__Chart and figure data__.
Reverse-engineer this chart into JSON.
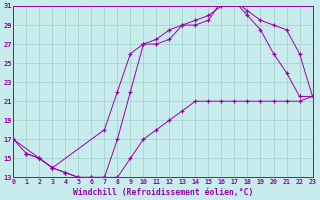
{
  "xlabel": "Windchill (Refroidissement éolien,°C)",
  "xlim": [
    0,
    23
  ],
  "ylim": [
    13,
    31
  ],
  "xticks": [
    0,
    1,
    2,
    3,
    4,
    5,
    6,
    7,
    8,
    9,
    10,
    11,
    12,
    13,
    14,
    15,
    16,
    17,
    18,
    19,
    20,
    21,
    22,
    23
  ],
  "yticks": [
    13,
    15,
    17,
    19,
    21,
    23,
    25,
    27,
    29,
    31
  ],
  "bg_color": "#c8ecec",
  "grid_color": "#9fcfcf",
  "line_color": "#9900aa",
  "curve1_x": [
    0,
    1,
    2,
    3,
    4,
    5,
    6,
    7,
    8,
    9,
    10,
    11,
    12,
    13,
    14,
    15,
    16,
    17,
    18,
    19,
    20,
    21,
    22,
    23
  ],
  "curve1_y": [
    17,
    15.5,
    15,
    14,
    13.5,
    13,
    13,
    13,
    17,
    22,
    27,
    27,
    27.5,
    29,
    29,
    29.5,
    31.5,
    31.5,
    30,
    28.5,
    26,
    24,
    21.5,
    21.5
  ],
  "curve2_x": [
    0,
    2,
    3,
    7,
    8,
    9,
    10,
    11,
    12,
    13,
    14,
    15,
    16,
    17,
    18,
    19,
    20,
    21,
    22,
    23
  ],
  "curve2_y": [
    17,
    15,
    14,
    18,
    22,
    26,
    27,
    27.5,
    28.5,
    29,
    29.5,
    30,
    31,
    31.5,
    30.5,
    29.5,
    29,
    28.5,
    26,
    21.5
  ],
  "curve3_x": [
    1,
    2,
    3,
    4,
    5,
    6,
    7,
    8,
    9,
    10,
    11,
    12,
    13,
    14,
    15,
    16,
    17,
    18,
    19,
    20,
    21,
    22,
    23
  ],
  "curve3_y": [
    15.5,
    15,
    14,
    13.5,
    13,
    13,
    13,
    13,
    15,
    17,
    18,
    19,
    20,
    21,
    21,
    21,
    21,
    21,
    21,
    21,
    21,
    21,
    21.5
  ]
}
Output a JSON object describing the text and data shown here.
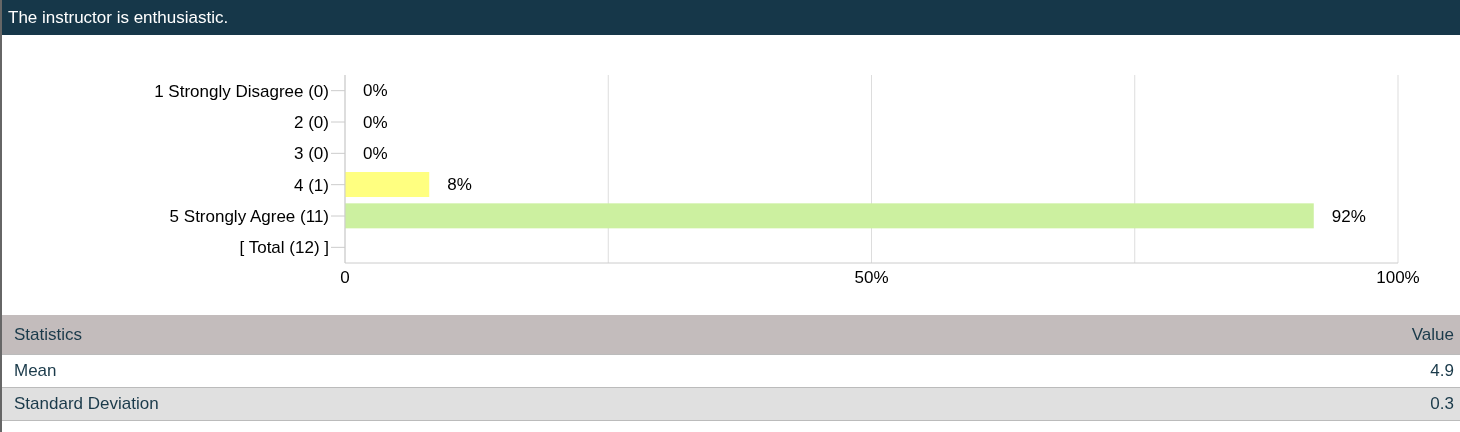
{
  "chart_data": {
    "type": "bar",
    "orientation": "horizontal",
    "title": "The instructor is enthusiastic.",
    "categories": [
      "1 Strongly Disagree (0)",
      "2 (0)",
      "3 (0)",
      "4 (1)",
      "5 Strongly Agree (11)",
      "[ Total (12) ]"
    ],
    "values": [
      0,
      0,
      0,
      8,
      92,
      null
    ],
    "colors": [
      "#ffff80",
      "#ffff80",
      "#ffff80",
      "#ffff80",
      "#ccf0a0",
      null
    ],
    "value_labels": [
      "0%",
      "0%",
      "0%",
      "8%",
      "92%",
      null
    ],
    "xlim": [
      0,
      100
    ],
    "xticks": [
      0,
      {
        "value": 25,
        "label": null
      },
      {
        "value": 50,
        "label": "50%"
      },
      {
        "value": 75,
        "label": null
      },
      {
        "value": 100,
        "label": "100%"
      }
    ],
    "grid": "x",
    "annotations": [
      "Statistics",
      "Value",
      "Mean",
      "4.9",
      "Standard Deviation",
      "0.3"
    ]
  }
}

__What to produce__.
Every record above should come back exactly, but without its pictures.

__Complete output__.
Reverse-engineer this chart into JSON.
{
  "xlabel": "Windchill (Refroidissement éolien,°C)",
  "xlim": [
    0,
    23
  ],
  "ylim": [
    13,
    31
  ],
  "xticks": [
    0,
    1,
    2,
    3,
    4,
    5,
    6,
    7,
    8,
    9,
    10,
    11,
    12,
    13,
    14,
    15,
    16,
    17,
    18,
    19,
    20,
    21,
    22,
    23
  ],
  "yticks": [
    13,
    15,
    17,
    19,
    21,
    23,
    25,
    27,
    29,
    31
  ],
  "bg_color": "#c8ecec",
  "grid_color": "#9fcfcf",
  "line_color": "#9900aa",
  "curve1_x": [
    0,
    1,
    2,
    3,
    4,
    5,
    6,
    7,
    8,
    9,
    10,
    11,
    12,
    13,
    14,
    15,
    16,
    17,
    18,
    19,
    20,
    21,
    22,
    23
  ],
  "curve1_y": [
    17,
    15.5,
    15,
    14,
    13.5,
    13,
    13,
    13,
    17,
    22,
    27,
    27,
    27.5,
    29,
    29,
    29.5,
    31.5,
    31.5,
    30,
    28.5,
    26,
    24,
    21.5,
    21.5
  ],
  "curve2_x": [
    0,
    2,
    3,
    7,
    8,
    9,
    10,
    11,
    12,
    13,
    14,
    15,
    16,
    17,
    18,
    19,
    20,
    21,
    22,
    23
  ],
  "curve2_y": [
    17,
    15,
    14,
    18,
    22,
    26,
    27,
    27.5,
    28.5,
    29,
    29.5,
    30,
    31,
    31.5,
    30.5,
    29.5,
    29,
    28.5,
    26,
    21.5
  ],
  "curve3_x": [
    1,
    2,
    3,
    4,
    5,
    6,
    7,
    8,
    9,
    10,
    11,
    12,
    13,
    14,
    15,
    16,
    17,
    18,
    19,
    20,
    21,
    22,
    23
  ],
  "curve3_y": [
    15.5,
    15,
    14,
    13.5,
    13,
    13,
    13,
    13,
    15,
    17,
    18,
    19,
    20,
    21,
    21,
    21,
    21,
    21,
    21,
    21,
    21,
    21,
    21.5
  ]
}
Output a JSON object describing the text and data shown here.
{
  "chart_data": {
    "type": "bar",
    "orientation": "horizontal",
    "title": "The instructor is enthusiastic.",
    "categories": [
      "1 Strongly Disagree (0)",
      "2 (0)",
      "3 (0)",
      "4 (1)",
      "5 Strongly Agree (11)",
      "[ Total (12) ]"
    ],
    "values": [
      0,
      0,
      0,
      8,
      92,
      null
    ],
    "colors": [
      "#ffff80",
      "#ffff80",
      "#ffff80",
      "#ffff80",
      "#ccf0a0",
      null
    ],
    "value_labels": [
      "0%",
      "0%",
      "0%",
      "8%",
      "92%",
      null
    ],
    "xlim": [
      0,
      100
    ],
    "xticks": [
      0,
      {
        "value": 25,
        "label": null
      },
      {
        "value": 50,
        "label": "50%"
      },
      {
        "value": 75,
        "label": null
      },
      {
        "value": 100,
        "label": "100%"
      }
    ],
    "grid": "x",
    "annotations": [
      "Statistics",
      "Value",
      "Mean",
      "4.9",
      "Standard Deviation",
      "0.3"
    ]
  }
}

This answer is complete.